*Work to do:*
From the listing below, return each line that includes "activities".

============================================================

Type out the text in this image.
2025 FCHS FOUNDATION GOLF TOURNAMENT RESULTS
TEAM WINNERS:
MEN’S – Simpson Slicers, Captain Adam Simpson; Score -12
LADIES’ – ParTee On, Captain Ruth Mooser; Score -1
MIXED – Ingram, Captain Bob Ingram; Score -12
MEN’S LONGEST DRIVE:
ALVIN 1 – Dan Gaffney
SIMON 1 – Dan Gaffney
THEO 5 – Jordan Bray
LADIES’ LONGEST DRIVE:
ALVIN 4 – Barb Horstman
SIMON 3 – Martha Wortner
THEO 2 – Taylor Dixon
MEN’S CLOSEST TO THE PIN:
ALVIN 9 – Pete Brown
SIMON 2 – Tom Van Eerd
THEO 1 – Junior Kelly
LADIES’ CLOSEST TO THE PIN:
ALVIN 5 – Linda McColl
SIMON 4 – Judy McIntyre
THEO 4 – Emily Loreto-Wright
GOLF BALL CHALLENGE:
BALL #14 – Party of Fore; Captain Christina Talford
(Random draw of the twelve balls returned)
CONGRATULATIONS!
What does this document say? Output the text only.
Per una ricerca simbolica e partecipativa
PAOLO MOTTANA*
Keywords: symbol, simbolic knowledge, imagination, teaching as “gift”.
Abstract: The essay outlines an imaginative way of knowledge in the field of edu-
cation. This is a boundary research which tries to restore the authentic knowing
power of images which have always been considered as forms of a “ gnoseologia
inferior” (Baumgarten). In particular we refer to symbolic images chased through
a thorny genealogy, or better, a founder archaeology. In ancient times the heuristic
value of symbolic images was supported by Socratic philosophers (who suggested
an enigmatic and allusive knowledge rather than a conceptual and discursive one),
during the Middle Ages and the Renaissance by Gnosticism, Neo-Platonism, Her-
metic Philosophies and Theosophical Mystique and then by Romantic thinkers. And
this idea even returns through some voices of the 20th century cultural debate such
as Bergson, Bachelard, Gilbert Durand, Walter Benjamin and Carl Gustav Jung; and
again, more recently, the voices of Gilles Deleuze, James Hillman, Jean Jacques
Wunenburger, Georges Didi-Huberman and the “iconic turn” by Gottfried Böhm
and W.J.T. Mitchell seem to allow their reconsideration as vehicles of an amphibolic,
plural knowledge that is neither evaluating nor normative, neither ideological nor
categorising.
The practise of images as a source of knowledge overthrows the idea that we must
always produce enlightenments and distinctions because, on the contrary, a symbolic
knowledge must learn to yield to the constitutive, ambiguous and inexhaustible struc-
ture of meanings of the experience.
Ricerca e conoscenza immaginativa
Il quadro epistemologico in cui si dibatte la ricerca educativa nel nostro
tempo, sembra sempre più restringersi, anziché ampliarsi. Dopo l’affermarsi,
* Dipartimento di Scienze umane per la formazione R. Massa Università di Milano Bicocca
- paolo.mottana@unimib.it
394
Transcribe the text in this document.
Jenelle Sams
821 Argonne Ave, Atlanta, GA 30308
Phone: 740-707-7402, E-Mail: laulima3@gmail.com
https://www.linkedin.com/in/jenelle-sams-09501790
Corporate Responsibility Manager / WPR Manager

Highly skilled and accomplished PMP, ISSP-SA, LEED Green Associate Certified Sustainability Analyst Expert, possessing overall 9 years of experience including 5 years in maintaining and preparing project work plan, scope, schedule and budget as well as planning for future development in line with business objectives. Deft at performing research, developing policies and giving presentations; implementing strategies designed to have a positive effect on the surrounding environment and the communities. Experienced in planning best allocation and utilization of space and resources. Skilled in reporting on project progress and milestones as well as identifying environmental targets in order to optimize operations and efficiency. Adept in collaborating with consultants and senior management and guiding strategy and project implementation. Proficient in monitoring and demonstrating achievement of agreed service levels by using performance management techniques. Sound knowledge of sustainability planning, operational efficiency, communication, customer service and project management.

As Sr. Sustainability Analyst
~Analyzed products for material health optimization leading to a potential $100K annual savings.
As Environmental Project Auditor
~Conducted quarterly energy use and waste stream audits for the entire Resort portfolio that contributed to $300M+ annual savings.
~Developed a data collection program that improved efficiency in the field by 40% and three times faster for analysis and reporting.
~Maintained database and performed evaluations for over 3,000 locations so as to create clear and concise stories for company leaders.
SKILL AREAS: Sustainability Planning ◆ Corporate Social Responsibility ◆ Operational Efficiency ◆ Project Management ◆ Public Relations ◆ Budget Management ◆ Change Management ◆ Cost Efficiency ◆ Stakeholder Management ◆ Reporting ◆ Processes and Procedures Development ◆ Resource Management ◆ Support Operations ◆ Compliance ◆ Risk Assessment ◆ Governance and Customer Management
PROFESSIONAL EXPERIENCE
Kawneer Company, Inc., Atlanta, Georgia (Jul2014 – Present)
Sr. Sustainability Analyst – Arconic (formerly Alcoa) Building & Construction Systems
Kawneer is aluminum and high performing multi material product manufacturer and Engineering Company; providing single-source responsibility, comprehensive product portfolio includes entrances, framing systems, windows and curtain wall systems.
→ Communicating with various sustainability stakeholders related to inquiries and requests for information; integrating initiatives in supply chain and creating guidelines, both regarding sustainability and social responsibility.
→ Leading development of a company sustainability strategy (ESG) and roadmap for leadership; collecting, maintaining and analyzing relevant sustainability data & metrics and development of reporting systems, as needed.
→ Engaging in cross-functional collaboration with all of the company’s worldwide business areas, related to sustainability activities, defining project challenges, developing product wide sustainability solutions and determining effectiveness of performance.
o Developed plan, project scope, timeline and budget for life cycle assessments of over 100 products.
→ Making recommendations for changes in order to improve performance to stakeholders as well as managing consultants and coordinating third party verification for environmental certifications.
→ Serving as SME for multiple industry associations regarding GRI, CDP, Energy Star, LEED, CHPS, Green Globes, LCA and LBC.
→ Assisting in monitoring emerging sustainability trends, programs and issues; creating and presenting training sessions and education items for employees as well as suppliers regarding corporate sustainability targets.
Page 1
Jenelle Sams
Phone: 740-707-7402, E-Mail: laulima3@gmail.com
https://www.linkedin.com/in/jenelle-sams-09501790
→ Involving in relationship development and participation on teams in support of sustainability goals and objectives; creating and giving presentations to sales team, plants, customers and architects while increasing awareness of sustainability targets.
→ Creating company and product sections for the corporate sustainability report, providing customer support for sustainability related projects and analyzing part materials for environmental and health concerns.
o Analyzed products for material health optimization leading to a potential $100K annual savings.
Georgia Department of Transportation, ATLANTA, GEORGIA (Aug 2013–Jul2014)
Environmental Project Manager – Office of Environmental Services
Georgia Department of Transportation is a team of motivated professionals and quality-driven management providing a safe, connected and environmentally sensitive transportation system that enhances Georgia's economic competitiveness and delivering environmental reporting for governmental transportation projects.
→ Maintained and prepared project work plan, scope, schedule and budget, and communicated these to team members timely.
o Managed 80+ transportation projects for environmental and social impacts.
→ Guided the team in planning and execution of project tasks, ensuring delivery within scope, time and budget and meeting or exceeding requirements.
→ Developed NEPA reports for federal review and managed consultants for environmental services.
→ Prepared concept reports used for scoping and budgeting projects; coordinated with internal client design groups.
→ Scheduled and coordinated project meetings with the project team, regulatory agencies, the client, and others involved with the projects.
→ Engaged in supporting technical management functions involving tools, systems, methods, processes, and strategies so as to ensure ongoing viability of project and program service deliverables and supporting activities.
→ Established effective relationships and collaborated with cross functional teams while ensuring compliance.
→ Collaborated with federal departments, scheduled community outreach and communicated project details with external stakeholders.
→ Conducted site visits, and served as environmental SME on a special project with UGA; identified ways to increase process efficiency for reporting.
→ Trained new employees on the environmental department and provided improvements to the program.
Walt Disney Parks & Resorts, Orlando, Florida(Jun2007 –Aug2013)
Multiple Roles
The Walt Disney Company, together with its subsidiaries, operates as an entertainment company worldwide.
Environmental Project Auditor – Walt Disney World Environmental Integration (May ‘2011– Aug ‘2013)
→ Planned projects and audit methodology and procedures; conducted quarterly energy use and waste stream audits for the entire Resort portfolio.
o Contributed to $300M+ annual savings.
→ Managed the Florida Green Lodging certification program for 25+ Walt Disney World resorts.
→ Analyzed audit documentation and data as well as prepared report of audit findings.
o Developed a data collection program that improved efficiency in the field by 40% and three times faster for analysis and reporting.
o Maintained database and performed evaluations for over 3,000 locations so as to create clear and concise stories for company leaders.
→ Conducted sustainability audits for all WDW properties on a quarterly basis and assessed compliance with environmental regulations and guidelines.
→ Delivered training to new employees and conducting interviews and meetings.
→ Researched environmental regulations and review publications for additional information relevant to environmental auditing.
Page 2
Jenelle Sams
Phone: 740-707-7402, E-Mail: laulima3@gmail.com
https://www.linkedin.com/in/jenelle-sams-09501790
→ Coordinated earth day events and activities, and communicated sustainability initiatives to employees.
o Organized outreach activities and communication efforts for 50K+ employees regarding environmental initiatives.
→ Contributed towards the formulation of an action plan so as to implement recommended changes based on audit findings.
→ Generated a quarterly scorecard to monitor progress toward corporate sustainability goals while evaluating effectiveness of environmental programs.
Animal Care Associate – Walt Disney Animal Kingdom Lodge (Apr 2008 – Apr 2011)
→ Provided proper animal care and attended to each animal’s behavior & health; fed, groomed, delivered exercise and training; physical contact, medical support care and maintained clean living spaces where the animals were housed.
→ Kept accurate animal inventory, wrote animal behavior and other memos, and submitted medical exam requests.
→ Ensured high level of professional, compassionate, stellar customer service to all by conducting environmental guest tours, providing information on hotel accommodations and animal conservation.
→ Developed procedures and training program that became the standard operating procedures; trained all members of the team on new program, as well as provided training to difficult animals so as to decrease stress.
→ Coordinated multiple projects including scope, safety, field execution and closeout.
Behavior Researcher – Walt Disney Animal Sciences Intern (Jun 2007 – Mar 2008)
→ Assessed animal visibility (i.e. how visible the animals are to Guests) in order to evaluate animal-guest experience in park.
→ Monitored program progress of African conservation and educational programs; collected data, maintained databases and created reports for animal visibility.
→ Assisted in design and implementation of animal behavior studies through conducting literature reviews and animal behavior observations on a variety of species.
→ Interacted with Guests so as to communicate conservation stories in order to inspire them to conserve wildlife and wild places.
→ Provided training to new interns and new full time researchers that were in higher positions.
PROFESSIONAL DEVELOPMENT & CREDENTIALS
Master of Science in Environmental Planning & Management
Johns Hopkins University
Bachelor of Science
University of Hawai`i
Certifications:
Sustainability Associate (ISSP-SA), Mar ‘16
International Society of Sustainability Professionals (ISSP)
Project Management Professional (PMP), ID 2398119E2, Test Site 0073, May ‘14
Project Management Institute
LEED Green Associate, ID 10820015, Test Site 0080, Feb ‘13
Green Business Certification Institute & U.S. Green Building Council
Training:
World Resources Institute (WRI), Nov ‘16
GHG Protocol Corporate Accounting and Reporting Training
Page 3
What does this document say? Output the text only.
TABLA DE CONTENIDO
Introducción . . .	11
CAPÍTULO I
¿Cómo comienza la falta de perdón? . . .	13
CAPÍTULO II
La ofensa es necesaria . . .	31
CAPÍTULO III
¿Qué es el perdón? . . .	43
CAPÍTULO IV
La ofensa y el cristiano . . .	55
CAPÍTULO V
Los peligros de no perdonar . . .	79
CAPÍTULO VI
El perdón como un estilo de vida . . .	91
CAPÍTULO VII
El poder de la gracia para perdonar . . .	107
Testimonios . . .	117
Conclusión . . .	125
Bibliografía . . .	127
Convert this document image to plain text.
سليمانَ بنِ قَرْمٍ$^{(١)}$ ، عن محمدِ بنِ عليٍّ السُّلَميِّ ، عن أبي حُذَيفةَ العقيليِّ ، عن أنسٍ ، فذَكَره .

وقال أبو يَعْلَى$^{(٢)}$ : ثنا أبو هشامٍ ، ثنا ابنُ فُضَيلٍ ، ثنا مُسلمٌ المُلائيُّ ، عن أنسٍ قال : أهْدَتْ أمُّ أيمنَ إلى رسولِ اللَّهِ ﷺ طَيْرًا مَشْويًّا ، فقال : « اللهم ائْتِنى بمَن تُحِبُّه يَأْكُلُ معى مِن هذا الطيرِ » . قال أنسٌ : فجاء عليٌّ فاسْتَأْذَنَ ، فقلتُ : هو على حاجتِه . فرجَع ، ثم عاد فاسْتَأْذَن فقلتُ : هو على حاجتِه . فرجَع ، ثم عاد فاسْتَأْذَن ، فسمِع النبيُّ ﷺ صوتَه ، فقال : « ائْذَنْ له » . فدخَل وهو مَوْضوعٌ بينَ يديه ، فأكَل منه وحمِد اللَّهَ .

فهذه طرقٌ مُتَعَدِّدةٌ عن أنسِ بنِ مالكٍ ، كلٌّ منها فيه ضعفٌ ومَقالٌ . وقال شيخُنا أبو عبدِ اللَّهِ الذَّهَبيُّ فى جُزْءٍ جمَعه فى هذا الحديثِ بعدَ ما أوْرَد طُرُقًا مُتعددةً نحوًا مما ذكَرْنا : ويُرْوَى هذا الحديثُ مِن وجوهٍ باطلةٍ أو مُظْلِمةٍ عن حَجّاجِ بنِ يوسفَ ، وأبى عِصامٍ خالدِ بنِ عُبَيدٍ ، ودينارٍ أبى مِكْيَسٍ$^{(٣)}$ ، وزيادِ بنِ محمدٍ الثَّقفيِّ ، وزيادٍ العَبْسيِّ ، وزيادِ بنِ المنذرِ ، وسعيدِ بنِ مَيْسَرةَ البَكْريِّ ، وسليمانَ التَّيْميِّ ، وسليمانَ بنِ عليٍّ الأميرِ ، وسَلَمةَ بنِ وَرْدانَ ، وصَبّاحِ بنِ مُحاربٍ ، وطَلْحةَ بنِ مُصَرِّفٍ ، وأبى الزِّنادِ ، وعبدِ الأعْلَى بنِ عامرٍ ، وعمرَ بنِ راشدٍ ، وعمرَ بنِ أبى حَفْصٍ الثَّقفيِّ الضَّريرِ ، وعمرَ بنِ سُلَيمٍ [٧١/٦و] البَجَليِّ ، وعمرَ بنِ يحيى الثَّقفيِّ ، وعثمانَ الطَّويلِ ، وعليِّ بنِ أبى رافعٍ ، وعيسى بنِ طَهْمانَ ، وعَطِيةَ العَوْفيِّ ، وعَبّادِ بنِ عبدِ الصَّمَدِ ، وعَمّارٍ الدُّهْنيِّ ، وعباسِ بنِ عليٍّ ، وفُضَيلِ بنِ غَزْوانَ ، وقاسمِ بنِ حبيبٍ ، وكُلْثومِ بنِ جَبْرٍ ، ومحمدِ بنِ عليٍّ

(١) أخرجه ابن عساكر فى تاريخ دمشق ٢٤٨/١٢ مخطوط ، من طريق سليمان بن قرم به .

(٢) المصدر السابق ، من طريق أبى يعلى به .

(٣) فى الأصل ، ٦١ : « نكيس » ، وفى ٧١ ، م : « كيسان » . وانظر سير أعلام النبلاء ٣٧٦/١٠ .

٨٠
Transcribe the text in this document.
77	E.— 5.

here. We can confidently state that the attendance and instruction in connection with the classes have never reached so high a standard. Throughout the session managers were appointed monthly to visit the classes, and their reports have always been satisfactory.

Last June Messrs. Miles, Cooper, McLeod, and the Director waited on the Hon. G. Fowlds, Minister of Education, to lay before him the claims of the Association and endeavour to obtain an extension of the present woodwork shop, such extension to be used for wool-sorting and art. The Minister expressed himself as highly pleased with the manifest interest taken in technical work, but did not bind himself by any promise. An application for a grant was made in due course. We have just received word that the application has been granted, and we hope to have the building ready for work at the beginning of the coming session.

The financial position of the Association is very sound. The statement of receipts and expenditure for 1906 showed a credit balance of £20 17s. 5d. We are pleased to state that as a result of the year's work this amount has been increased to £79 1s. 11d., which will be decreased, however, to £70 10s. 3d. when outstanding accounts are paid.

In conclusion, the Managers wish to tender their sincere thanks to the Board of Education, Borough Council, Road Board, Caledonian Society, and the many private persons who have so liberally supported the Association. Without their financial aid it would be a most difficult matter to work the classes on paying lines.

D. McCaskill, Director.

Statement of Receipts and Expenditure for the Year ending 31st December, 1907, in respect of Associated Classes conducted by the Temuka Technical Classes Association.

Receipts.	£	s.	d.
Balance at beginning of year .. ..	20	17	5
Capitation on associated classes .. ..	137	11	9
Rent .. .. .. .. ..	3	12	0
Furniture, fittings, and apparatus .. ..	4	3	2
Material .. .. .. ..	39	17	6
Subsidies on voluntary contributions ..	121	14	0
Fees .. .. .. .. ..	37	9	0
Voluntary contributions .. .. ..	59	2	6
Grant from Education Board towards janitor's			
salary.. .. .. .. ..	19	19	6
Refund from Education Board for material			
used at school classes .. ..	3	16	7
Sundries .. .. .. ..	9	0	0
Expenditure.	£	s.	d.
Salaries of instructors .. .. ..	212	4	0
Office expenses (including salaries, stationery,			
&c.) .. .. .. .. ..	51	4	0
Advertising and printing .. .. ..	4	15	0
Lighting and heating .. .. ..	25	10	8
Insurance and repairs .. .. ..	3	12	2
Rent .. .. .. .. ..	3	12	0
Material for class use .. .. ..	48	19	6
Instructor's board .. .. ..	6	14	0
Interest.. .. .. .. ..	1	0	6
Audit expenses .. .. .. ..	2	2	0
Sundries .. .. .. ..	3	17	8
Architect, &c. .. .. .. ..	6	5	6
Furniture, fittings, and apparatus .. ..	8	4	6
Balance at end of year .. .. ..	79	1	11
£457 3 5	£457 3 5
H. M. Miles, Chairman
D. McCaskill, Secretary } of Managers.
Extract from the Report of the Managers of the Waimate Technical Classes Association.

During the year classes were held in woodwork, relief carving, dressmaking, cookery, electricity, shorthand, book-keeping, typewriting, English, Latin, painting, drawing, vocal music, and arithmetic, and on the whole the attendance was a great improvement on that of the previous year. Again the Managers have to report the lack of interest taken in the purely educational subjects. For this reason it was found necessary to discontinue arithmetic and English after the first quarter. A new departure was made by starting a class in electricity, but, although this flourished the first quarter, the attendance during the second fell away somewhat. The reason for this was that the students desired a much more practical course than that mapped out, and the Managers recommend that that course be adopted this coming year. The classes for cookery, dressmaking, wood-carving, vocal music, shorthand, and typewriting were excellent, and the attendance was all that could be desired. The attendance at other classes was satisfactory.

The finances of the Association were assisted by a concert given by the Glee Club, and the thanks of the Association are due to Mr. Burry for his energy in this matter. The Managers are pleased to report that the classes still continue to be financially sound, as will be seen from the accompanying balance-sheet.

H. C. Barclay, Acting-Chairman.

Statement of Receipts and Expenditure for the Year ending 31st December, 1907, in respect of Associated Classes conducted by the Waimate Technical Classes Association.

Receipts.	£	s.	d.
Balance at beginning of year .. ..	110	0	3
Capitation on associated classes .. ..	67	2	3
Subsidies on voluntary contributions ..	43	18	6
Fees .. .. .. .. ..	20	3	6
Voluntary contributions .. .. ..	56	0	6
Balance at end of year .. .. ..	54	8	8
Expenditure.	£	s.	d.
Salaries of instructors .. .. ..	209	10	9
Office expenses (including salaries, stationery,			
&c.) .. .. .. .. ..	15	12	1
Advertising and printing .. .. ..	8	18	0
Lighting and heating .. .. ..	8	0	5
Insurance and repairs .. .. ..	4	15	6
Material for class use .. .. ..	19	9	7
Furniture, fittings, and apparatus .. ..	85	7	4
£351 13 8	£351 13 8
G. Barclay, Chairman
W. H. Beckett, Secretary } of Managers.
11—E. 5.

============================================================

*Written response:*
→ Engaging in cross-functional collaboration with all of the company’s worldwide business areas, related to sustainability activities, defining project challenges, developing product wide sustainability solutions and determining effectiveness of performance.
→ Engaged in supporting technical management functions involving tools, systems, methods, processes, and strategies so as to ensure ongoing viability of project and program service deliverables and supporting activities.
→ Coordinated earth day events and activities, and communicated sustainability initiatives to employees.
o Organized outreach activities and communication efforts for 50K+ employees regarding environmental initiatives.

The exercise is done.